* **Work to do**:
Look for "this" in the listing below. Gather each line that contains it.

* **Recorded information**:
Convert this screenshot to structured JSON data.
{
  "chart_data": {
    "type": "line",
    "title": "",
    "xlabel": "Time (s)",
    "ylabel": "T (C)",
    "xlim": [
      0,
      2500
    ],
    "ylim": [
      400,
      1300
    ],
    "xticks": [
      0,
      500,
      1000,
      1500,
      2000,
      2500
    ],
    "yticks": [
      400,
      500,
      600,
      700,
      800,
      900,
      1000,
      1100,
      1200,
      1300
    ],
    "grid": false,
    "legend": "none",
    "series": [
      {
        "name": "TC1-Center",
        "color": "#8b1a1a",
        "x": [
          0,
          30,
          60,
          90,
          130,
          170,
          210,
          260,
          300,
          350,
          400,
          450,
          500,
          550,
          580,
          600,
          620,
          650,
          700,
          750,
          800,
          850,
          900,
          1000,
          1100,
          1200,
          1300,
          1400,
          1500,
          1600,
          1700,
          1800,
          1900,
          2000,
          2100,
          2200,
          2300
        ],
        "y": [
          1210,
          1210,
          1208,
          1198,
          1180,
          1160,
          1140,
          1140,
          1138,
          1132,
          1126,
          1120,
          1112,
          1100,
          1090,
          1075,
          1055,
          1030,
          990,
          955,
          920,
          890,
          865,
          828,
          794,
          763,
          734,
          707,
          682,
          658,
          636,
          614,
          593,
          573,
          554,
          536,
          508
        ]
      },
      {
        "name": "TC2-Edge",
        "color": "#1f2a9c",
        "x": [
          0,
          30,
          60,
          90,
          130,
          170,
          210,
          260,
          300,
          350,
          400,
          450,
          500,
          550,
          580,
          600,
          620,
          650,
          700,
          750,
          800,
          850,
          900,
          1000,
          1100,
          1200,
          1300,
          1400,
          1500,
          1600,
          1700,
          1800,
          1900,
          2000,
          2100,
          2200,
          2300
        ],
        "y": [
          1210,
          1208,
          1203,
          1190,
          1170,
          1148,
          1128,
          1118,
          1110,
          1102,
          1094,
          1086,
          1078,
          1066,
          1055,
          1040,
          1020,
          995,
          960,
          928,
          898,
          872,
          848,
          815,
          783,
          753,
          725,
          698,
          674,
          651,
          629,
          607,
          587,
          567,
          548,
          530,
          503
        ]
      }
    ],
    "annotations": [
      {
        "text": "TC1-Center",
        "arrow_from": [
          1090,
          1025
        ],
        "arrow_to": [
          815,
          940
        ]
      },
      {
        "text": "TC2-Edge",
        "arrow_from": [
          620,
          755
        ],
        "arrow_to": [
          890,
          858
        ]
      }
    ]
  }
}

==

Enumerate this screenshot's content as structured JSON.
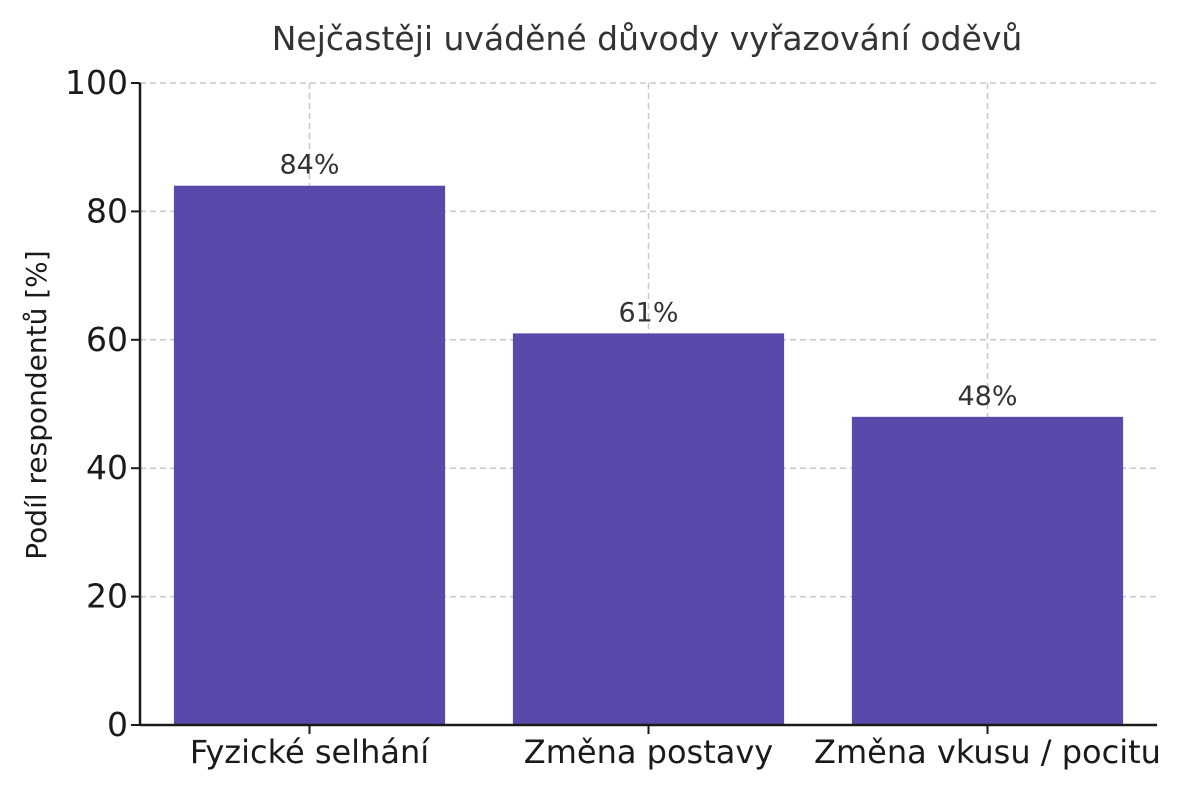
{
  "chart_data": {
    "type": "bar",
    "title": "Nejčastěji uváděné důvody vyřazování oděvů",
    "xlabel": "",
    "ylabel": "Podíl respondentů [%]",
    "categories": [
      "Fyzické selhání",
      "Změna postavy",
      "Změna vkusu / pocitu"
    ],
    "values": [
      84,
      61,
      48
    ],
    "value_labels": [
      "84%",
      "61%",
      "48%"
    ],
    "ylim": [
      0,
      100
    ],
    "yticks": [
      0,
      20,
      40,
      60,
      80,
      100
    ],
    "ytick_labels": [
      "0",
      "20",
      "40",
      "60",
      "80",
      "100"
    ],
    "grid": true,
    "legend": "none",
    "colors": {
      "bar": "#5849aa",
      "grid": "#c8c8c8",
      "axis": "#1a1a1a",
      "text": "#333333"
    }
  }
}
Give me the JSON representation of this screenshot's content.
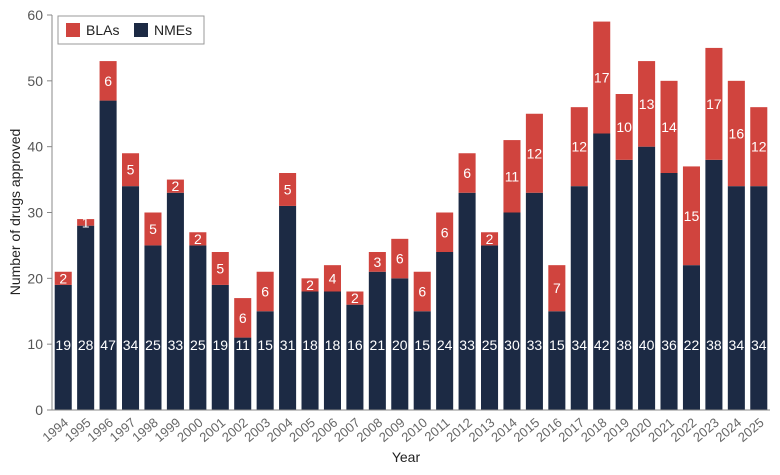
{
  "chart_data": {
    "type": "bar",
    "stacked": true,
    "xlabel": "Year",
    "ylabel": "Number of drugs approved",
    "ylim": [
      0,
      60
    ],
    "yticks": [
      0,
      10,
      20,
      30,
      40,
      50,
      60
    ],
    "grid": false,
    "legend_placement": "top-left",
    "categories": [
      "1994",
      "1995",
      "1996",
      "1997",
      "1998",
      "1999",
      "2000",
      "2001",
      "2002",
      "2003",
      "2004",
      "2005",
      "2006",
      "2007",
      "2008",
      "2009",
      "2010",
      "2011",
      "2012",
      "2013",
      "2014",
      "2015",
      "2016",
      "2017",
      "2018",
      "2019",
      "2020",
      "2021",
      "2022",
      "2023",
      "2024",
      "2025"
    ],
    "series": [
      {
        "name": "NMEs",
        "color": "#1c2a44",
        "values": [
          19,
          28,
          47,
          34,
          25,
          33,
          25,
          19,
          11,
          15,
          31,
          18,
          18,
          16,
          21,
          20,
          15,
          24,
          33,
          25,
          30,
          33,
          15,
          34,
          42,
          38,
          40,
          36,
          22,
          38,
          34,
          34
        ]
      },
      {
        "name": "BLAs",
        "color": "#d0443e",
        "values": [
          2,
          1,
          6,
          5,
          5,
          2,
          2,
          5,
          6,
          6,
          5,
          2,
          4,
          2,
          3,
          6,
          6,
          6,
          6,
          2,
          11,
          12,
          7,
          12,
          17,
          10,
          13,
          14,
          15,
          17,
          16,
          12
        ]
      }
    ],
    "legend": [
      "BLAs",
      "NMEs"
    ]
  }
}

--

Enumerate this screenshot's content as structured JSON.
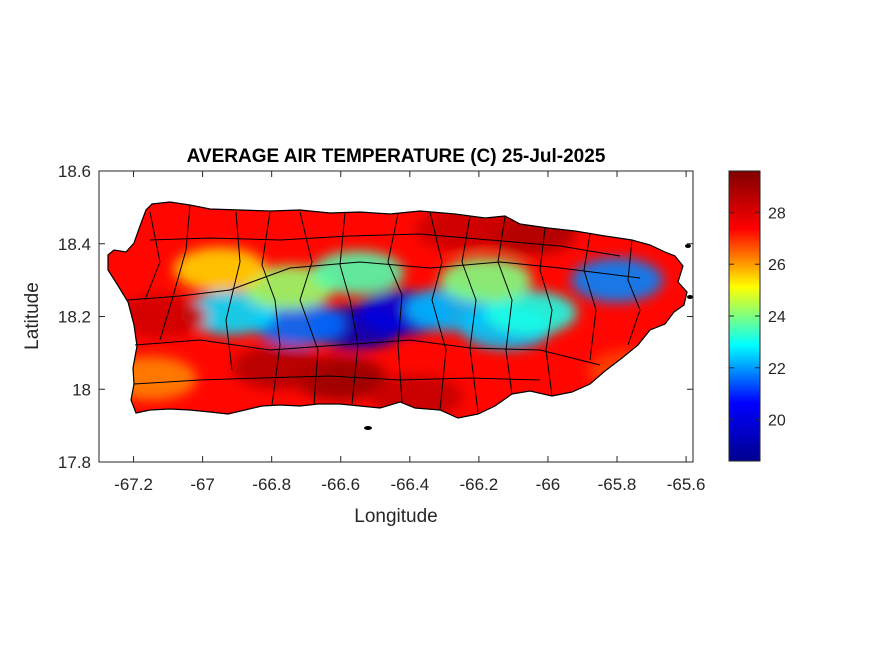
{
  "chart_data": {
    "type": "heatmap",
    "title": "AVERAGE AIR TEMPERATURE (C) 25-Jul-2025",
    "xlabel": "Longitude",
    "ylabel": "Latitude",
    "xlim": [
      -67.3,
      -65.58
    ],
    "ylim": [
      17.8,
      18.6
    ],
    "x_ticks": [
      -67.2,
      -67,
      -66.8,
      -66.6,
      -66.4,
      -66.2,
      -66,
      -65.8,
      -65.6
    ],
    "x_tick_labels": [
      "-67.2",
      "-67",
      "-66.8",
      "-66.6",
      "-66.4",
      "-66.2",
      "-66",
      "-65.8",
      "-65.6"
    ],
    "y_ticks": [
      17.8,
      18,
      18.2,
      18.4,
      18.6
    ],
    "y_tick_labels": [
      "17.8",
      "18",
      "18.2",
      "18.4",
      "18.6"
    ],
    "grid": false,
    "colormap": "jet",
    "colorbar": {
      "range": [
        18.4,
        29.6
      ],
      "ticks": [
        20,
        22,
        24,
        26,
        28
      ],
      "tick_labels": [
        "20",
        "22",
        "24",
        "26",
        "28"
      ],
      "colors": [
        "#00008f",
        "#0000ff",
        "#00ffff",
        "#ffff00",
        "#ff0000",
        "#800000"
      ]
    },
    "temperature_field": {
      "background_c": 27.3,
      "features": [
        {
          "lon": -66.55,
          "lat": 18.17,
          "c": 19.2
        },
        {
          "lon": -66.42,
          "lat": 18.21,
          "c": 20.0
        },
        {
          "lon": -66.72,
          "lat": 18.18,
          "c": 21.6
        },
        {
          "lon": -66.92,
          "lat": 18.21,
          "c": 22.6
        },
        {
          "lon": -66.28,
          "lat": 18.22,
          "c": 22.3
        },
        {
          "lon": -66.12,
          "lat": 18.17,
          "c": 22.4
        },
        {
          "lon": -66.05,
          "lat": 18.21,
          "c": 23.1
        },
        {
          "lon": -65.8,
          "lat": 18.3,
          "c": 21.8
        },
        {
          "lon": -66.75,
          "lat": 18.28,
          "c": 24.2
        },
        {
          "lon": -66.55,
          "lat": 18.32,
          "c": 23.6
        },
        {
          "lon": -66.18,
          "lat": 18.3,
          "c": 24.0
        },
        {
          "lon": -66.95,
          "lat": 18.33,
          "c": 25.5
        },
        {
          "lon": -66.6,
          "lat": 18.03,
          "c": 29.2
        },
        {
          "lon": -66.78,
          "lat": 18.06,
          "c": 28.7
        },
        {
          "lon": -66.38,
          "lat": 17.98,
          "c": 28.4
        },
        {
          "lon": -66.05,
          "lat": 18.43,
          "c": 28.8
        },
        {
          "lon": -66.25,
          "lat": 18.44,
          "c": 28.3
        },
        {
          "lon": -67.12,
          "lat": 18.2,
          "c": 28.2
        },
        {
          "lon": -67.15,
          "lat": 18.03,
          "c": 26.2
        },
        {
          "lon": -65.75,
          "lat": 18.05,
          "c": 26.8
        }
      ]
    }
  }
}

* **Task output**:
Convert this screenshot to structured JSON data.
Enumerate this screenshot's content as structured JSON.
Give me the JSON representation of this screenshot's content.
Enumerate this screenshot's content as structured JSON.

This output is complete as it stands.